## GIVEN REQUEST:
Scan the listing below. Report each line that includes "notification".

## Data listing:

(begin)

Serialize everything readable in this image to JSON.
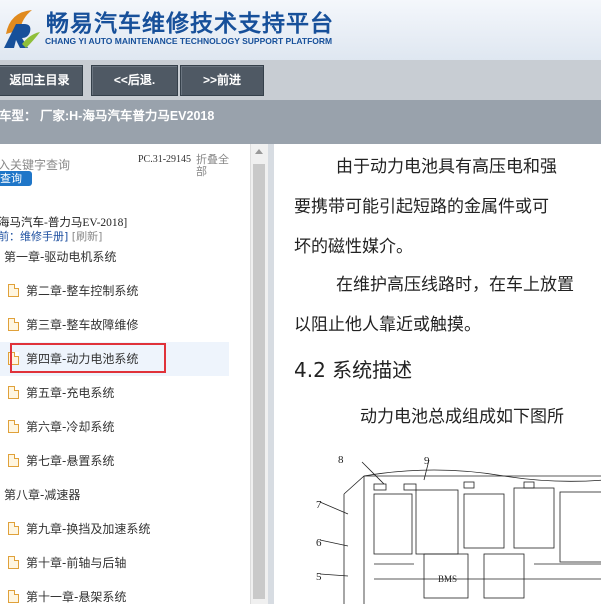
{
  "header": {
    "title": "畅易汽车维修技术支持平台",
    "subtitle": "CHANG YI AUTO MAINTENANCE TECHNOLOGY SUPPORT PLATFORM",
    "logo_icon": "cy-logo-icon",
    "brand_color": "#17509a"
  },
  "nav": {
    "home": "返回主目录",
    "back": "<<后退.",
    "forward": ">>前进"
  },
  "vehicle": {
    "text": "车型： 厂家:H-海马汽车普力马EV2018"
  },
  "sidebar": {
    "search_placeholder": "入关键字查询",
    "search_button": "查询",
    "pc_code": "PC.31-29145",
    "collapse_all": "折叠全部",
    "tree_root": "海马汽车-普力马EV-2018]",
    "current_label": "前：维修手册]",
    "refresh": "[刷新]",
    "items": [
      {
        "label": "第一章-驱动电机系统",
        "type": "folder"
      },
      {
        "label": "第二章-整车控制系统",
        "type": "doc"
      },
      {
        "label": "第三章-整车故障维修",
        "type": "doc"
      },
      {
        "label": "第四章-动力电池系统",
        "type": "doc"
      },
      {
        "label": "第五章-充电系统",
        "type": "doc"
      },
      {
        "label": "第六章-冷却系统",
        "type": "doc"
      },
      {
        "label": "第七章-悬置系统",
        "type": "doc"
      },
      {
        "label": "第八章-减速器",
        "type": "folder"
      },
      {
        "label": "第九章-换挡及加速系统",
        "type": "doc"
      },
      {
        "label": "第十章-前轴与后轴",
        "type": "doc"
      },
      {
        "label": "第十一章-悬架系统",
        "type": "doc"
      }
    ],
    "selected_index": 3,
    "highlight_color": "#e0323a"
  },
  "content": {
    "lines": [
      "由于动力电池具有高压电和强",
      "要携带可能引起短路的金属件或可",
      "坏的磁性媒介。",
      "在维护高压线路时，在车上放置",
      "以阻止他人靠近或触摸。"
    ],
    "section_heading": "4.2 系统描述",
    "intro_line": "动力电池总成组成如下图所",
    "diagram_labels": [
      "8",
      "9",
      "7",
      "6",
      "5",
      "BMS"
    ]
  }
}
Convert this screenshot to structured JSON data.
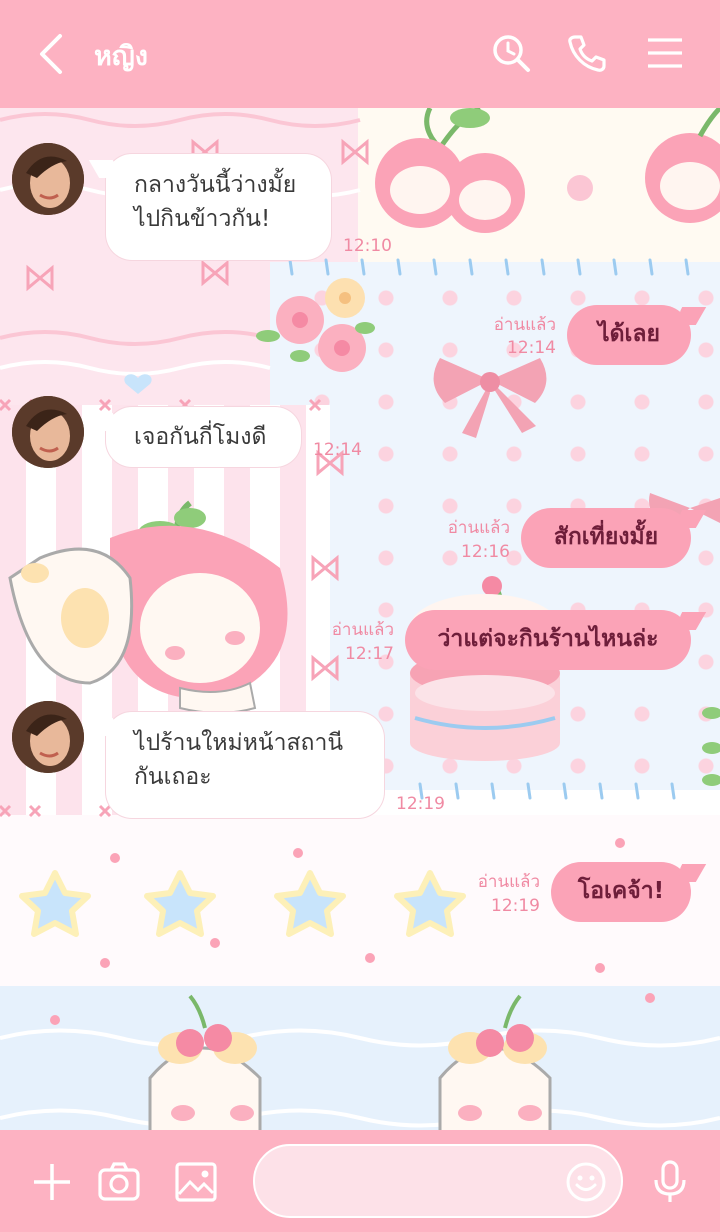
{
  "header": {
    "contact_name": "หญิง"
  },
  "messages": [
    {
      "side": "in",
      "lines": [
        "กลางวันนี้ว่างมั้ย",
        "ไปกินข้าวกัน!"
      ],
      "time": "12:10"
    },
    {
      "side": "out",
      "text": "ได้เลย",
      "read": "อ่านแล้ว",
      "time": "12:14"
    },
    {
      "side": "in",
      "lines": [
        "เจอกันกี่โมงดี"
      ],
      "time": "12:14"
    },
    {
      "side": "out",
      "text": "สักเที่ยงมั้ย",
      "read": "อ่านแล้ว",
      "time": "12:16"
    },
    {
      "side": "out",
      "text": "ว่าแต่จะกินร้านไหนล่ะ",
      "read": "อ่านแล้ว",
      "time": "12:17"
    },
    {
      "side": "in",
      "lines": [
        "ไปร้านใหม่หน้าสถานี",
        "กันเถอะ"
      ],
      "time": "12:19"
    },
    {
      "side": "out",
      "text": "โอเคจ้า!",
      "read": "อ่านแล้ว",
      "time": "12:19"
    }
  ],
  "icons": {
    "back": "chevron-left-icon",
    "search": "search-icon",
    "call": "phone-icon",
    "menu": "menu-icon",
    "add": "plus-icon",
    "camera": "camera-icon",
    "image": "image-icon",
    "emoji": "smiley-icon",
    "mic": "microphone-icon"
  },
  "colors": {
    "header": "#fdb2c2",
    "bubble_out": "#fba3b7",
    "bubble_out_text": "#6e1e3a",
    "meta_text": "#f08aa3"
  }
}
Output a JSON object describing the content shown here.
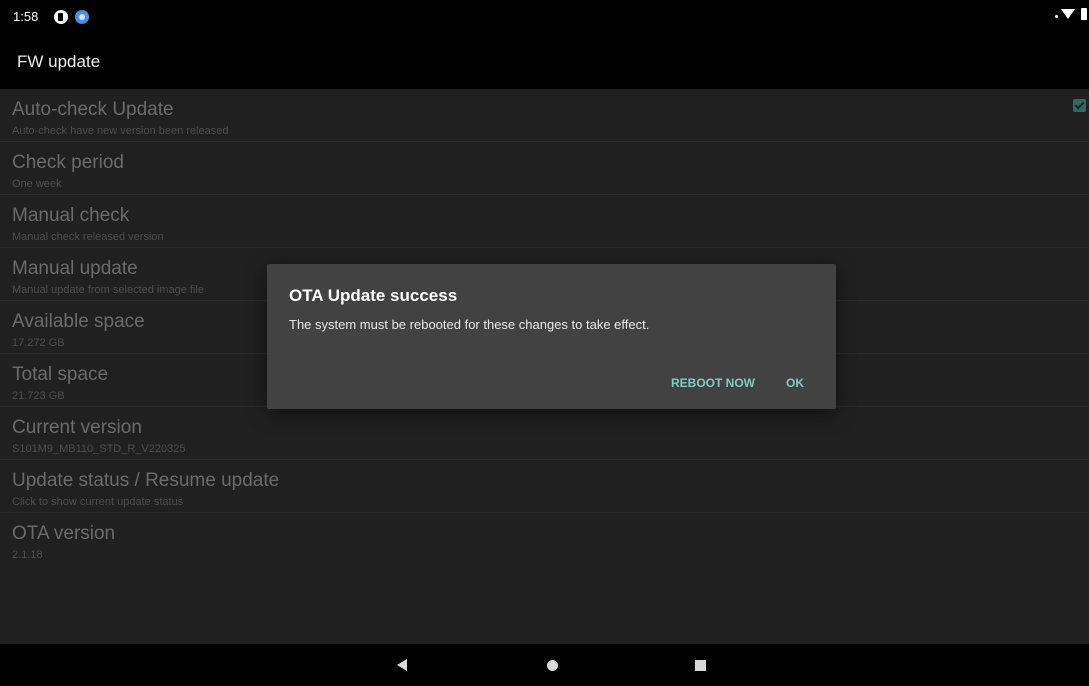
{
  "status_bar": {
    "time": "1:58",
    "icons": [
      "notification-icon",
      "browser-notification-icon",
      "wifi-icon",
      "battery-icon"
    ]
  },
  "app_bar": {
    "title": "FW update"
  },
  "settings": [
    {
      "title": "Auto-check Update",
      "summary": "Auto-check have new version been released",
      "checked": true
    },
    {
      "title": "Check period",
      "summary": "One week"
    },
    {
      "title": "Manual check",
      "summary": "Manual check released version"
    },
    {
      "title": "Manual update",
      "summary": "Manual update from selected image file"
    },
    {
      "title": "Available space",
      "summary": "17.272 GB"
    },
    {
      "title": "Total space",
      "summary": "21.723 GB"
    },
    {
      "title": "Current version",
      "summary": "S101M9_MB110_STD_R_V220325"
    },
    {
      "title": "Update status / Resume update",
      "summary": "Click to show current update status"
    },
    {
      "title": "OTA version",
      "summary": "2.1.18"
    }
  ],
  "dialog": {
    "title": "OTA Update success",
    "message": "The system must be rebooted for these changes to take effect.",
    "buttons": {
      "reboot_now": "REBOOT NOW",
      "ok": "OK"
    }
  },
  "nav_bar": {
    "icons": [
      "back-icon",
      "home-icon",
      "recents-icon"
    ]
  },
  "colors": {
    "accent": "#80cbc4",
    "dialog_bg": "#424242",
    "screen_bg": "#202020"
  }
}
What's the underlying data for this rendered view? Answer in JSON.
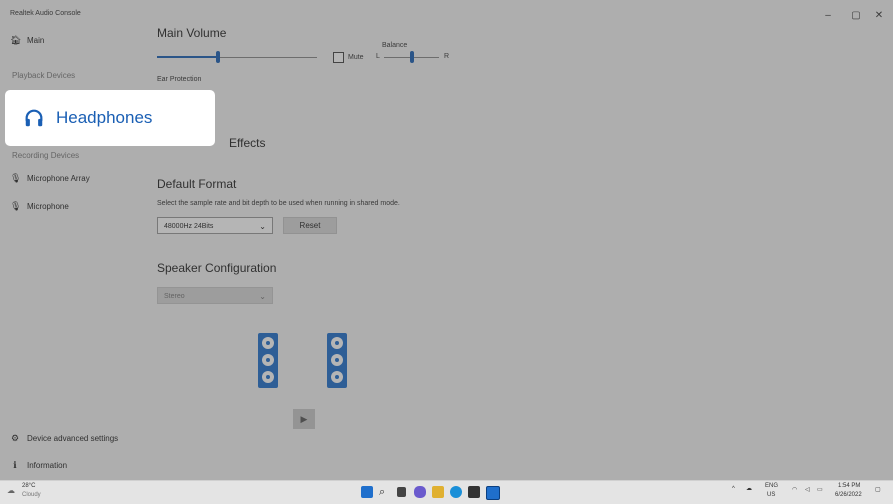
{
  "app": {
    "title": "Realtek Audio Console"
  },
  "window_controls": {
    "minimize": "–",
    "maximize": "▢",
    "close": "✕"
  },
  "sidebar": {
    "main_label": "Main",
    "playback_section": "Playback Devices",
    "recording_section": "Recording Devices",
    "recording_items": [
      "Microphone Array",
      "Microphone"
    ],
    "bottom_items": [
      "Device advanced settings",
      "Information"
    ]
  },
  "highlight": {
    "label": "Headphones"
  },
  "main": {
    "volume_title": "Main Volume",
    "volume_level": 0.38,
    "mute_label": "Mute",
    "balance_label": "Balance",
    "balance_left": "L",
    "balance_right": "R",
    "balance_level": 0.5,
    "ear_protection": "Ear Protection",
    "effects_title": "Effects",
    "default_format_title": "Default Format",
    "default_format_desc": "Select the sample rate and bit depth to be used when running in shared mode.",
    "format_value": "48000Hz 24Bits",
    "reset_label": "Reset",
    "speaker_config_title": "Speaker Configuration",
    "speaker_config_value": "Stereo"
  },
  "taskbar": {
    "weather_temp": "28°C",
    "weather_desc": "Cloudy",
    "lang_top": "ENG",
    "lang_bottom": "US",
    "time": "1:54 PM",
    "date": "6/26/2022"
  },
  "colors": {
    "accent": "#1a5fb4",
    "speaker": "#1f6fcc"
  }
}
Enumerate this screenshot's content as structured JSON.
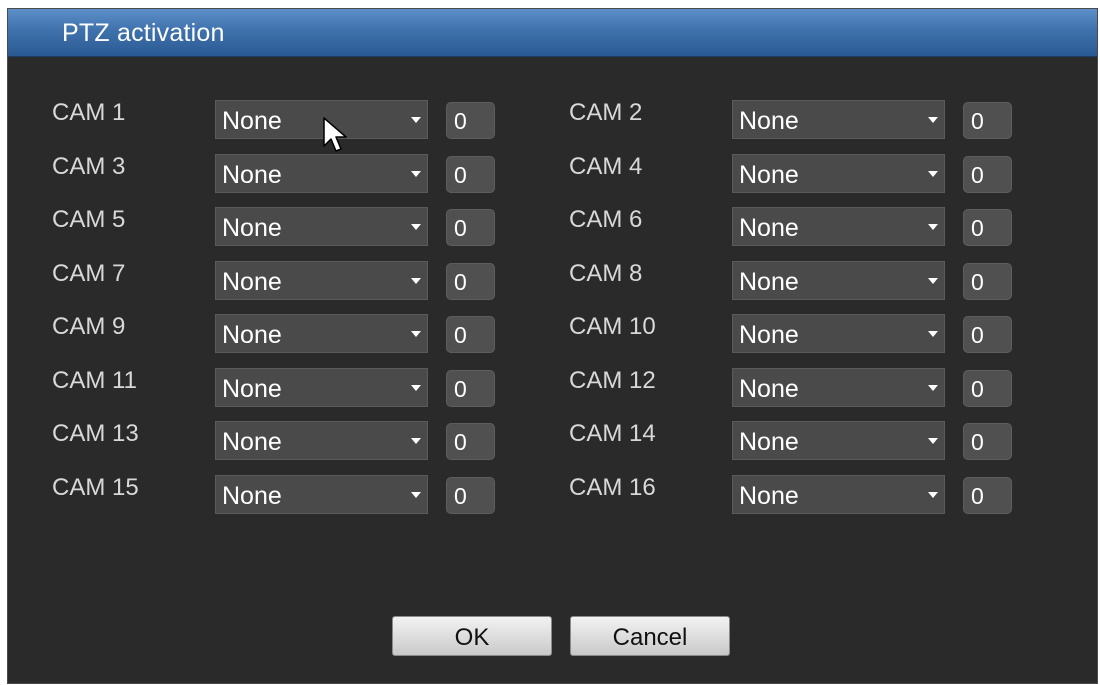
{
  "dialog": {
    "title": "PTZ activation"
  },
  "cameras": [
    {
      "label": "CAM 1",
      "select": "None",
      "value": "0"
    },
    {
      "label": "CAM 2",
      "select": "None",
      "value": "0"
    },
    {
      "label": "CAM 3",
      "select": "None",
      "value": "0"
    },
    {
      "label": "CAM 4",
      "select": "None",
      "value": "0"
    },
    {
      "label": "CAM 5",
      "select": "None",
      "value": "0"
    },
    {
      "label": "CAM 6",
      "select": "None",
      "value": "0"
    },
    {
      "label": "CAM 7",
      "select": "None",
      "value": "0"
    },
    {
      "label": "CAM 8",
      "select": "None",
      "value": "0"
    },
    {
      "label": "CAM 9",
      "select": "None",
      "value": "0"
    },
    {
      "label": "CAM 10",
      "select": "None",
      "value": "0"
    },
    {
      "label": "CAM 11",
      "select": "None",
      "value": "0"
    },
    {
      "label": "CAM 12",
      "select": "None",
      "value": "0"
    },
    {
      "label": "CAM 13",
      "select": "None",
      "value": "0"
    },
    {
      "label": "CAM 14",
      "select": "None",
      "value": "0"
    },
    {
      "label": "CAM 15",
      "select": "None",
      "value": "0"
    },
    {
      "label": "CAM 16",
      "select": "None",
      "value": "0"
    }
  ],
  "buttons": {
    "ok_label": "OK",
    "cancel_label": "Cancel"
  },
  "icons": {
    "dropdown": "chevron-down-icon",
    "cursor": "mouse-pointer-icon"
  },
  "colors": {
    "titlebar": "#3f72ad",
    "background": "#2a2a2a",
    "field": "#4a4a4a",
    "text": "#d8d8d8"
  }
}
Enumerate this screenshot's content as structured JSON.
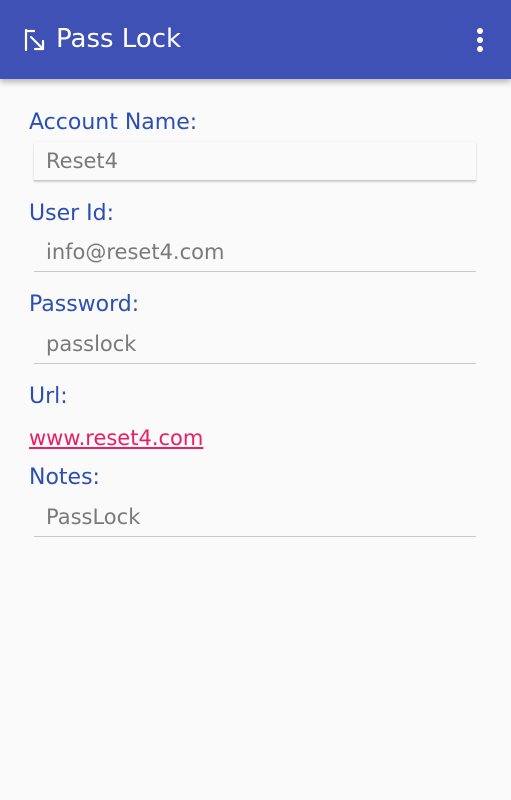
{
  "app": {
    "title": "Pass Lock",
    "back_icon": "back-arrow-icon",
    "menu_icon": "more-vert-icon",
    "toolbar_color": "#3f51b5"
  },
  "form": {
    "account_name": {
      "label": "Account Name:",
      "value": "Reset4"
    },
    "user_id": {
      "label": "User Id:",
      "value": "info@reset4.com"
    },
    "password": {
      "label": "Password:",
      "value": "passlock"
    },
    "url": {
      "label": "Url:",
      "value": "www.reset4.com"
    },
    "notes": {
      "label": "Notes:",
      "value": "PassLock"
    }
  },
  "colors": {
    "label": "#2c4fb3",
    "value": "#7a7a7a",
    "link": "#e91e63",
    "background": "#fafafa"
  }
}
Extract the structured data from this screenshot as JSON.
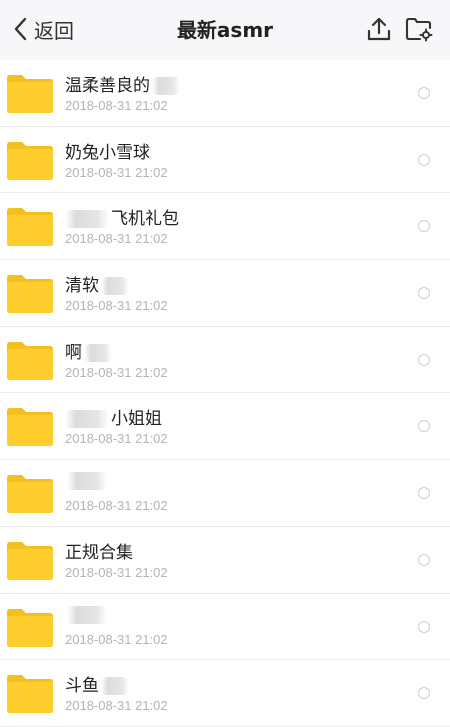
{
  "header": {
    "back_label": "返回",
    "title": "最新asmr",
    "icons": [
      "upload-icon",
      "folder-settings-icon"
    ]
  },
  "folders": [
    {
      "name": "温柔善良的",
      "redacted_after": true,
      "date": "2018-08-31 21:02"
    },
    {
      "name": "奶兔小雪球",
      "date": "2018-08-31 21:02"
    },
    {
      "name": "飞机礼包",
      "redacted_before": true,
      "date": "2018-08-31 21:02"
    },
    {
      "name": "清软",
      "redacted_after": true,
      "date": "2018-08-31 21:02"
    },
    {
      "name": "啊",
      "redacted_after": true,
      "date": "2018-08-31 21:02"
    },
    {
      "name": "小姐姐",
      "redacted_before": true,
      "date": "2018-08-31 21:02"
    },
    {
      "name": "",
      "redacted_after": true,
      "date": "2018-08-31 21:02"
    },
    {
      "name": "正规合集",
      "date": "2018-08-31 21:02"
    },
    {
      "name": "",
      "redacted_after": true,
      "date": "2018-08-31 21:02"
    },
    {
      "name": "斗鱼",
      "redacted_after": true,
      "date": "2018-08-31 21:02"
    }
  ],
  "colors": {
    "folder": "#ffcd2e",
    "folder_tab": "#f5c01e",
    "date": "#b5b5b5",
    "header_bg": "#f7f7f9"
  }
}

(end)

## TASK ANSWER:
      "notification-icon",
      "browser-notification-icon",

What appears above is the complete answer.